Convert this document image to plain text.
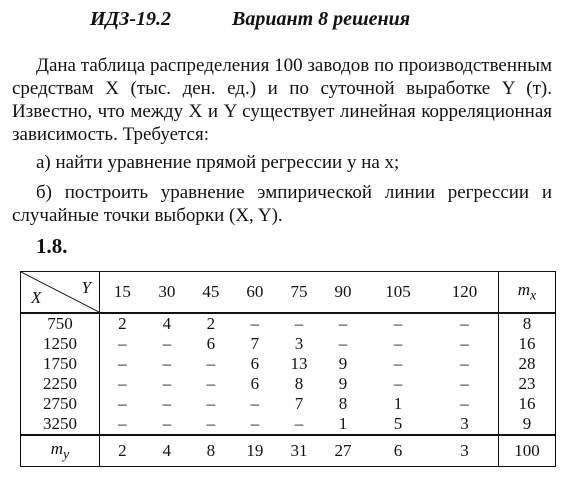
ИДЗ-19.2	Вариант 8 решения
Дана таблица распределения 100 заводов по производственным средствам X (тыс. ден. ед.) и по суточной выработке Y (т). Известно, что между X и Y существует линейная корреляционная зависимость. Требуется:
а) найти уравнение прямой регрессии y на x;
б) построить уравнение эмпирической линии регрессии и случайные точки выборки (X, Y).
1.8.
Y
X	15	30	45	60	75	90	105	120	$m_x$
750	2	4	2	–	–	–	–	–	8
1250	–	–	6	7	3	–	–	–	16
1750	–	–	–	6	13	9	–	–	28
2250	–	–	–	6	8	9	–	–	23
2750	–	–	–	–	7	8	1	–	16
3250	–	–	–	–	–	1	5	3	9
$m_y$	2	4	8	19	31	27	6	3	100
^^^^
● Problem to work on: Set down the material exactly, every line of it, except for the pictures.

● Answer for the task:
Convert this document image to plain text.
ИДЗ-19.2	Вариант 8 решения
Дана таблица распределения 100 заводов по производственным средствам X (тыс. ден. ед.) и по суточной выработке Y (т). Известно, что между X и Y существует линейная корреляционная зависимость. Требуется:
а) найти уравнение прямой регрессии y на x;
б) построить уравнение эмпирической линии регрессии и случайные точки выборки (X, Y).
1.8.
Y
X	15	30	45	60	75	90	105	120	$m_x$
750	2	4	2	–	–	–	–	–	8
1250	–	–	6	7	3	–	–	–	16
1750	–	–	–	6	13	9	–	–	28
2250	–	–	–	6	8	9	–	–	23
2750	–	–	–	–	7	8	1	–	16
3250	–	–	–	–	–	1	5	3	9
$m_y$	2	4	8	19	31	27	6	3	100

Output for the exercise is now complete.